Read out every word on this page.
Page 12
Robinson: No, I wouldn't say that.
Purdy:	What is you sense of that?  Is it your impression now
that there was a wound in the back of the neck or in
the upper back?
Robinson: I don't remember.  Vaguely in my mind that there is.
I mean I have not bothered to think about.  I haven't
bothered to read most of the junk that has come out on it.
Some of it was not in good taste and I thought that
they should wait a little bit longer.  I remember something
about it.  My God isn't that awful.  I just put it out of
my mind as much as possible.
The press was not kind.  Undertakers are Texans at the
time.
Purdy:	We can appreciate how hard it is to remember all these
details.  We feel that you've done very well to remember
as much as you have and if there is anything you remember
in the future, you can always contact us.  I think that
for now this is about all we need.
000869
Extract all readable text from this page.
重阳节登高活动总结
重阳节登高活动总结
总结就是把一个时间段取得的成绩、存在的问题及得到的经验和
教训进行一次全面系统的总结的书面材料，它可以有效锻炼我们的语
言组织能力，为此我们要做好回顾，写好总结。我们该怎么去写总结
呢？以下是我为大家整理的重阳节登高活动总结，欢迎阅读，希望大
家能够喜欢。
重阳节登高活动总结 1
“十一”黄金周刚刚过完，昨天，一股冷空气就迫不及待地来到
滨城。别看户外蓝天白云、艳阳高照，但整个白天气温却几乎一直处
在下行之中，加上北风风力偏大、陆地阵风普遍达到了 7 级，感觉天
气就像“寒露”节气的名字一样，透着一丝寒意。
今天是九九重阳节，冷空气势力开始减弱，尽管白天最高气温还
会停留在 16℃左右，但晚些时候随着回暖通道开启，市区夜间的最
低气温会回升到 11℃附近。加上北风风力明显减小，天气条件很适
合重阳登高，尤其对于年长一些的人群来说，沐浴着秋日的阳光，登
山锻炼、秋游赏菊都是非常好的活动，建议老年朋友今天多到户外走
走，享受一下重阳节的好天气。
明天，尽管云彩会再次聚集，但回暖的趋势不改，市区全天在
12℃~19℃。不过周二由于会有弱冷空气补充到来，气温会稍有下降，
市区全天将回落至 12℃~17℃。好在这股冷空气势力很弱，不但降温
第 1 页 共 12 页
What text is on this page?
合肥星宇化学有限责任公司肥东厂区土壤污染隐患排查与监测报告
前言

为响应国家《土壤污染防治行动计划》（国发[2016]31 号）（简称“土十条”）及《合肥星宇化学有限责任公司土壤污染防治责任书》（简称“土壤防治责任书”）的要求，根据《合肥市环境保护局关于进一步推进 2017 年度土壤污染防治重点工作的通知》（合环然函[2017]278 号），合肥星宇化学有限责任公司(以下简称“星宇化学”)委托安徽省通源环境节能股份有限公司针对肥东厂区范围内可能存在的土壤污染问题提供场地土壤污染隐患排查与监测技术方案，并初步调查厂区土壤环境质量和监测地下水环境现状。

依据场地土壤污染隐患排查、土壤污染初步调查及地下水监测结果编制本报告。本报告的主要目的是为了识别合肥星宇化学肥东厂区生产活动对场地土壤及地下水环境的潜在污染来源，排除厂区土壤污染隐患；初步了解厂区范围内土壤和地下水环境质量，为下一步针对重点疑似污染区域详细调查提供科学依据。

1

§ What you will do
Output the records verbatim, from the first line to the last.

§ Solved problem
Read out every word on this page.
Page 12
Robinson: No, I wouldn't say that.
Purdy:	What is you sense of that?  Is it your impression now
that there was a wound in the back of the neck or in
the upper back?
Robinson: I don't remember.  Vaguely in my mind that there is.
I mean I have not bothered to think about.  I haven't
bothered to read most of the junk that has come out on it.
Some of it was not in good taste and I thought that
they should wait a little bit longer.  I remember something
about it.  My God isn't that awful.  I just put it out of
my mind as much as possible.
The press was not kind.  Undertakers are Texans at the
time.
Purdy:	We can appreciate how hard it is to remember all these
details.  We feel that you've done very well to remember
as much as you have and if there is anything you remember
in the future, you can always contact us.  I think that
for now this is about all we need.
000869
Extract all readable text from this page.
重阳节登高活动总结
重阳节登高活动总结
总结就是把一个时间段取得的成绩、存在的问题及得到的经验和
教训进行一次全面系统的总结的书面材料，它可以有效锻炼我们的语
言组织能力，为此我们要做好回顾，写好总结。我们该怎么去写总结
呢？以下是我为大家整理的重阳节登高活动总结，欢迎阅读，希望大
家能够喜欢。
重阳节登高活动总结 1
“十一”黄金周刚刚过完，昨天，一股冷空气就迫不及待地来到
滨城。别看户外蓝天白云、艳阳高照，但整个白天气温却几乎一直处
在下行之中，加上北风风力偏大、陆地阵风普遍达到了 7 级，感觉天
气就像“寒露”节气的名字一样，透着一丝寒意。
今天是九九重阳节，冷空气势力开始减弱，尽管白天最高气温还
会停留在 16℃左右，但晚些时候随着回暖通道开启，市区夜间的最
低气温会回升到 11℃附近。加上北风风力明显减小，天气条件很适
合重阳登高，尤其对于年长一些的人群来说，沐浴着秋日的阳光，登
山锻炼、秋游赏菊都是非常好的活动，建议老年朋友今天多到户外走
走，享受一下重阳节的好天气。
明天，尽管云彩会再次聚集，但回暖的趋势不改，市区全天在
12℃~19℃。不过周二由于会有弱冷空气补充到来，气温会稍有下降，
市区全天将回落至 12℃~17℃。好在这股冷空气势力很弱，不但降温
第 1 页 共 12 页
What text is on this page?
合肥星宇化学有限责任公司肥东厂区土壤污染隐患排查与监测报告
前言

为响应国家《土壤污染防治行动计划》（国发[2016]31 号）（简称“土十条”）及《合肥星宇化学有限责任公司土壤污染防治责任书》（简称“土壤防治责任书”）的要求，根据《合肥市环境保护局关于进一步推进 2017 年度土壤污染防治重点工作的通知》（合环然函[2017]278 号），合肥星宇化学有限责任公司(以下简称“星宇化学”)委托安徽省通源环境节能股份有限公司针对肥东厂区范围内可能存在的土壤污染问题提供场地土壤污染隐患排查与监测技术方案，并初步调查厂区土壤环境质量和监测地下水环境现状。

依据场地土壤污染隐患排查、土壤污染初步调查及地下水监测结果编制本报告。本报告的主要目的是为了识别合肥星宇化学肥东厂区生产活动对场地土壤及地下水环境的潜在污染来源，排除厂区土壤污染隐患；初步了解厂区范围内土壤和地下水环境质量，为下一步针对重点疑似污染区域详细调查提供科学依据。

1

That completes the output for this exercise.